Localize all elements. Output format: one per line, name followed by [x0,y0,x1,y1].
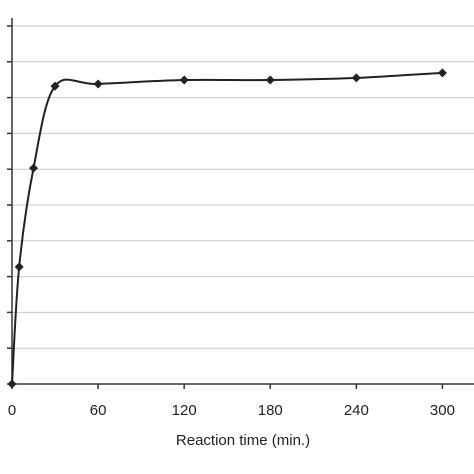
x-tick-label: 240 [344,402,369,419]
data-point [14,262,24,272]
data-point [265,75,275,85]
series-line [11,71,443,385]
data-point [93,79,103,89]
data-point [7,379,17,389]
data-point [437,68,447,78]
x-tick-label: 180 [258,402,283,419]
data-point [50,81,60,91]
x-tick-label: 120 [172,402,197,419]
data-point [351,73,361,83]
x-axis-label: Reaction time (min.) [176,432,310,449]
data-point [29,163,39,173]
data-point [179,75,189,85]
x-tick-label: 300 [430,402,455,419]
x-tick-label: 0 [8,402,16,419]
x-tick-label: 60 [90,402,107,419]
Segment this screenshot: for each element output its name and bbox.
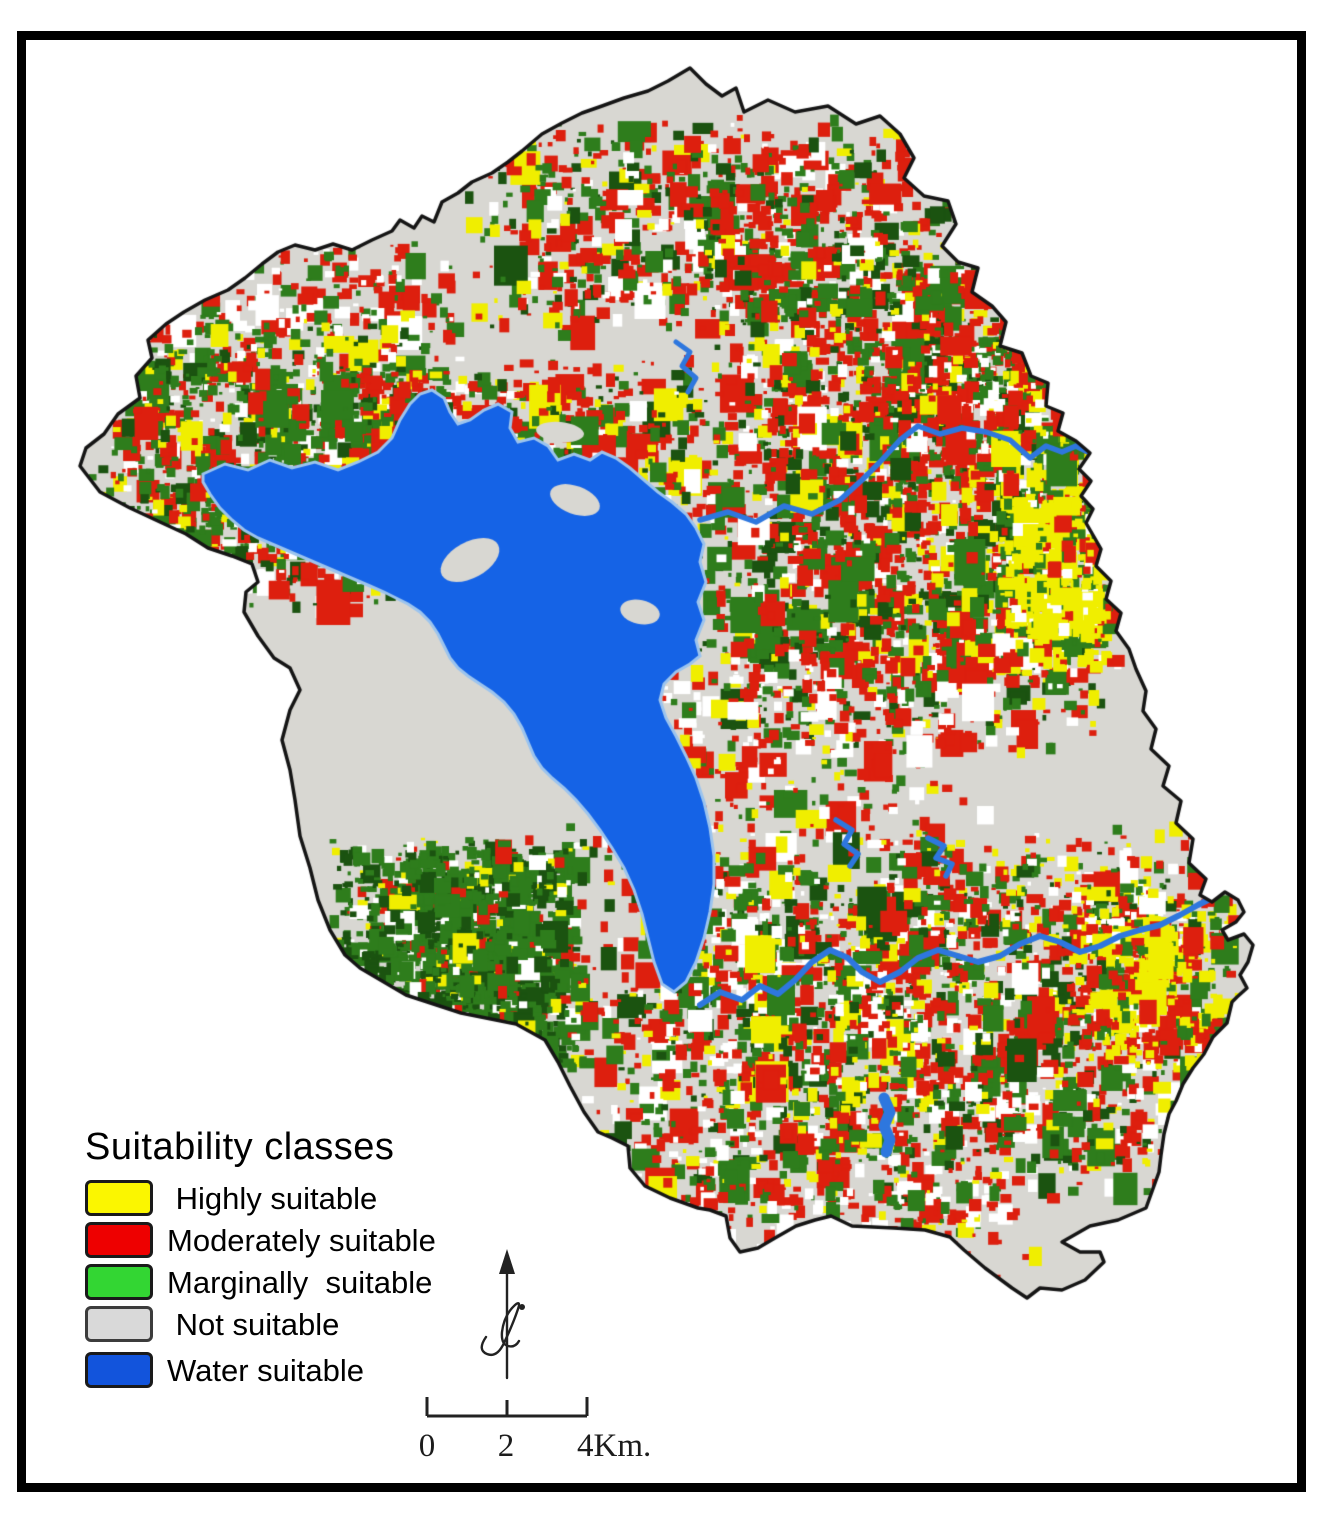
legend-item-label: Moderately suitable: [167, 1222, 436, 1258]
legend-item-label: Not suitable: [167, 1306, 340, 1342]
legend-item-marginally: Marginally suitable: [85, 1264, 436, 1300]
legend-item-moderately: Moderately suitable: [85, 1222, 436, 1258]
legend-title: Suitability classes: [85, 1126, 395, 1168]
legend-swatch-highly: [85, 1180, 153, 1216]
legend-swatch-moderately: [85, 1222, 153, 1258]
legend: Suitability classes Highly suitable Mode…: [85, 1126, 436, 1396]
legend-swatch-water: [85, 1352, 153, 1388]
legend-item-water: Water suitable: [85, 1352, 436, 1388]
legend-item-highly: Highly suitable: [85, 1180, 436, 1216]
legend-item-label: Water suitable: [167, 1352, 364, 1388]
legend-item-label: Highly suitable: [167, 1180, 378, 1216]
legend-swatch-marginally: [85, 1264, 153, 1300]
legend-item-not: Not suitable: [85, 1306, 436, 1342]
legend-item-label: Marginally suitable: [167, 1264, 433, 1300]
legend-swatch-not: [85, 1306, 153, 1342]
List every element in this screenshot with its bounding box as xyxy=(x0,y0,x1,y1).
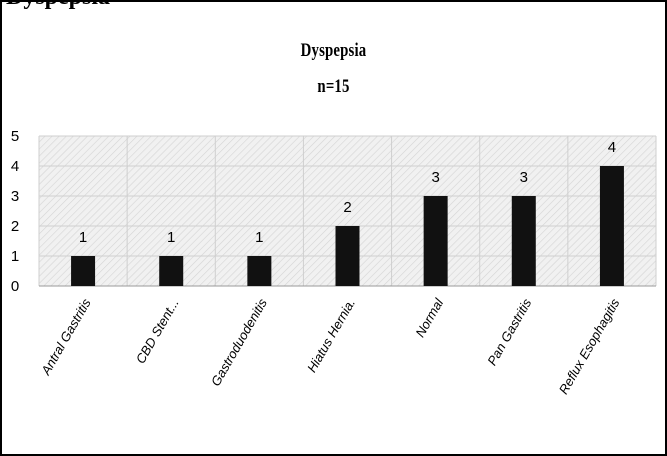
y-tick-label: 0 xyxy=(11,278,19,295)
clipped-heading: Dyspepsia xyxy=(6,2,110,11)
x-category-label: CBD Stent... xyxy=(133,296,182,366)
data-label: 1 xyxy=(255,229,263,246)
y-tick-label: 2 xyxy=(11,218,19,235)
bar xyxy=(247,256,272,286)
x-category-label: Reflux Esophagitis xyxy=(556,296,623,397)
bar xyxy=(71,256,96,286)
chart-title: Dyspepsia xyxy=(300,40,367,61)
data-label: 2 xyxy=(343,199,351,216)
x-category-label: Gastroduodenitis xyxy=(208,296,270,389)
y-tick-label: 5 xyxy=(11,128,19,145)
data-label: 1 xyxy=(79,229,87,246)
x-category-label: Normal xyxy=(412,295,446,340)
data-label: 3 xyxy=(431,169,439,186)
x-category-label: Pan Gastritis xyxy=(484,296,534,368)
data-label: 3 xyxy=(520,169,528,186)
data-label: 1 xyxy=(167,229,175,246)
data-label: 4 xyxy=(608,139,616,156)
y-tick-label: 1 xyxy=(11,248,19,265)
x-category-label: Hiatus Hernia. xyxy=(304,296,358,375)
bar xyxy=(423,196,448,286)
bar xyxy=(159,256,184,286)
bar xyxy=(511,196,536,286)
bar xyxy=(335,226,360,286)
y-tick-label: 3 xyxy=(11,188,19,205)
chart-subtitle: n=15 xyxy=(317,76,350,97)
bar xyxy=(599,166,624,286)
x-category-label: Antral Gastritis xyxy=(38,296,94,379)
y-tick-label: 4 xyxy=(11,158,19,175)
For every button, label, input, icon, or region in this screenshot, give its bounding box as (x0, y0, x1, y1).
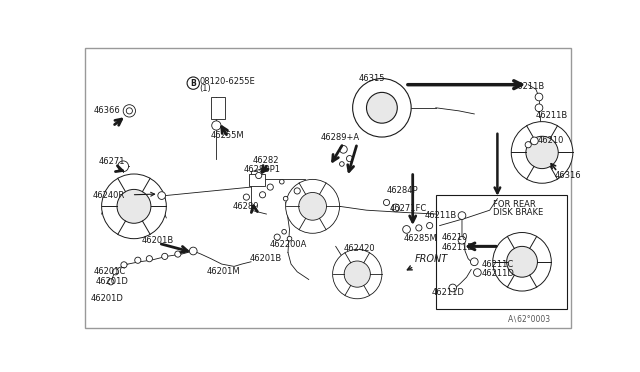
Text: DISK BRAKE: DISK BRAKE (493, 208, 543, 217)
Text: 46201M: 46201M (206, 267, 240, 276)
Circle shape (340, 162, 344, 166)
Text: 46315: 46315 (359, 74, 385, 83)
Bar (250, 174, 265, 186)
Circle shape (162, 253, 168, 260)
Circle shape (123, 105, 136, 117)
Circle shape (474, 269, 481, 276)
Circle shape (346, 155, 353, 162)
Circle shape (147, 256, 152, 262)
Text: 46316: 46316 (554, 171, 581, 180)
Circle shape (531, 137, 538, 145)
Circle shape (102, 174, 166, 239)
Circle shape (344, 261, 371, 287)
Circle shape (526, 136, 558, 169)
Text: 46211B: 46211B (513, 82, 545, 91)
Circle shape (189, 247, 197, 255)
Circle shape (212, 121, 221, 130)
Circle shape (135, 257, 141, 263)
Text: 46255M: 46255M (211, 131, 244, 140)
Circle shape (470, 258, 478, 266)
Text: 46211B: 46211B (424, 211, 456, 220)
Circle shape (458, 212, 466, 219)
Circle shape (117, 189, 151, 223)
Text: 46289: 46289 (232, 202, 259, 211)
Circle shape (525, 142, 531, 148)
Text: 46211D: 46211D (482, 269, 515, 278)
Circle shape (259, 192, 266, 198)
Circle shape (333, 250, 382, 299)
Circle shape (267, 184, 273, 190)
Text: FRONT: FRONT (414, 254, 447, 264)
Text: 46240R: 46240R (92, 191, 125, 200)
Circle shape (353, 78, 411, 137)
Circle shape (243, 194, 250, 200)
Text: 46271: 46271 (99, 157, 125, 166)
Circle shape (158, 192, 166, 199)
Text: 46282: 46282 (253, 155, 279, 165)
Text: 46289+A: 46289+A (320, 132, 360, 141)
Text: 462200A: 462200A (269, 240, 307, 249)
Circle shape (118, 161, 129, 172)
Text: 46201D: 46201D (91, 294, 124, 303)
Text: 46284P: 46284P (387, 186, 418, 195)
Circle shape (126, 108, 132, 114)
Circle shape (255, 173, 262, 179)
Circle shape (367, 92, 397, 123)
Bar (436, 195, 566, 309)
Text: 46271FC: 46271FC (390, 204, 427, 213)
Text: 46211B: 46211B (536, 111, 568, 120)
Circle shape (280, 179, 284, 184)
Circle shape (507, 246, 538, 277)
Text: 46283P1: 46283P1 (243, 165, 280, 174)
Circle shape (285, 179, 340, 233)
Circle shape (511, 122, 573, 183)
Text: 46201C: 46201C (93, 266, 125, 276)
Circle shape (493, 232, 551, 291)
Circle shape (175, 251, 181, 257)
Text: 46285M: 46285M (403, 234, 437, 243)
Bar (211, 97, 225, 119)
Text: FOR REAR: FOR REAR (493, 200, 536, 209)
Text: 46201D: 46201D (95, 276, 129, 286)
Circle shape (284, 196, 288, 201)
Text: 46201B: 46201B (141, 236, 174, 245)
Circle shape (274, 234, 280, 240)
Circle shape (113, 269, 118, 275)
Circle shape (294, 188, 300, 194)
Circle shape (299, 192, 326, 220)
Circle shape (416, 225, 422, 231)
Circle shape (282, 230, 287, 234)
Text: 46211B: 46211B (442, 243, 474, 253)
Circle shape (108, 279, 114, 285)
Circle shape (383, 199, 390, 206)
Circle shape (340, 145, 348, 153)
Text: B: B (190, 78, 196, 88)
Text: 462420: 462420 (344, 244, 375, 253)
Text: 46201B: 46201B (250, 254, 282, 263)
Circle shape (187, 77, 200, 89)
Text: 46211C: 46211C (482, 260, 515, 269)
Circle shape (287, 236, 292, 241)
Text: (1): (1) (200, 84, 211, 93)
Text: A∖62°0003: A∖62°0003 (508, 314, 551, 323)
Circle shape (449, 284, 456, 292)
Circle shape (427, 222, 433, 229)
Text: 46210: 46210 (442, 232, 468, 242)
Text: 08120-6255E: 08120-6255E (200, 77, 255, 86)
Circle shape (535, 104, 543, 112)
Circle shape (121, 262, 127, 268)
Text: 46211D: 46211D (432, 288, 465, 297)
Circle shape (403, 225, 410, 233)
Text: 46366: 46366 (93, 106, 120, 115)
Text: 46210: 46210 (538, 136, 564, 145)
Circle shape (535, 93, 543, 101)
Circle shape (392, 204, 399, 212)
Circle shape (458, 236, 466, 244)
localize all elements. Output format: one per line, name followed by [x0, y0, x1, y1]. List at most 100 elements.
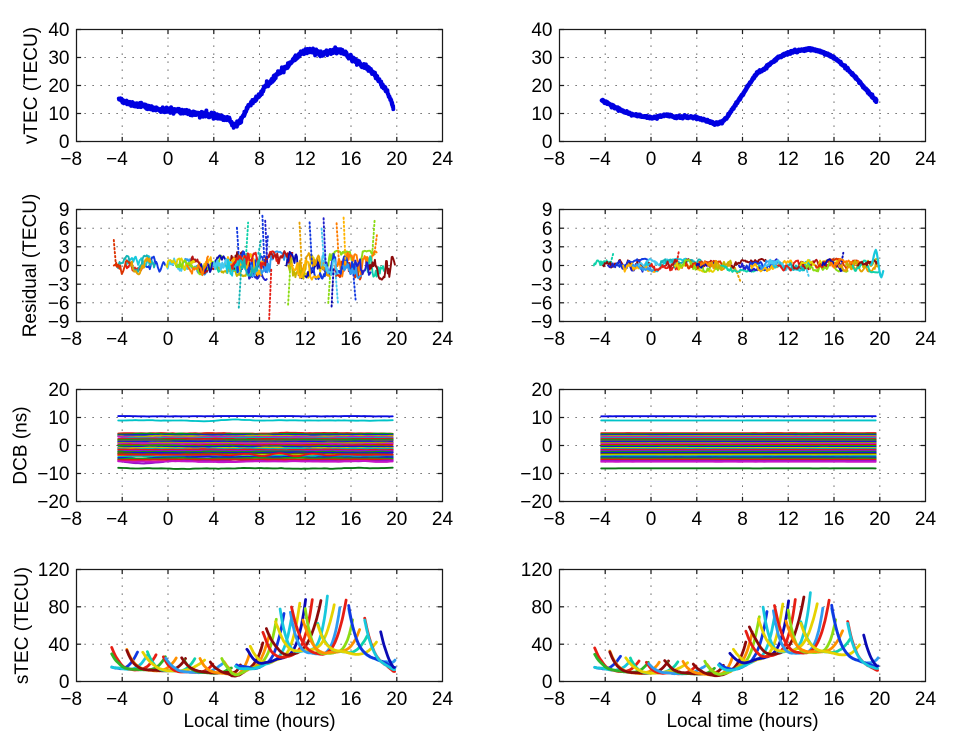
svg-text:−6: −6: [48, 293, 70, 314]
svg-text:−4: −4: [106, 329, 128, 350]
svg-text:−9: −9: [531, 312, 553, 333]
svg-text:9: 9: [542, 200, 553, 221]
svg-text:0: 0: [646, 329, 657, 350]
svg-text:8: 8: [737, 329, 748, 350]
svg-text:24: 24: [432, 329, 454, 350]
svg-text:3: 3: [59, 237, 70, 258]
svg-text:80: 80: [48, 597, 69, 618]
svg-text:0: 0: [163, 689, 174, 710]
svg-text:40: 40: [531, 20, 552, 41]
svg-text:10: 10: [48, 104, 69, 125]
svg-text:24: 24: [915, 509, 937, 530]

Task prompt: From the listing, copy out verbatim every line from the one containing "Text: DISK BRAKE: DISK" to the one containing "Circle shape (147, 256, 152, 262)", including both of those lines.

Reply:
Text: DISK BRAKE: DISK BRAKE (493, 208, 543, 217)
Text: 46201M: 46201M (206, 267, 240, 276)
Circle shape (340, 162, 344, 166)
Text: 46315: 46315 (359, 74, 385, 83)
Bar (250, 174, 265, 186)
Circle shape (162, 253, 168, 260)
Circle shape (123, 105, 136, 117)
Circle shape (474, 269, 481, 276)
Circle shape (346, 155, 353, 162)
Circle shape (147, 256, 152, 262)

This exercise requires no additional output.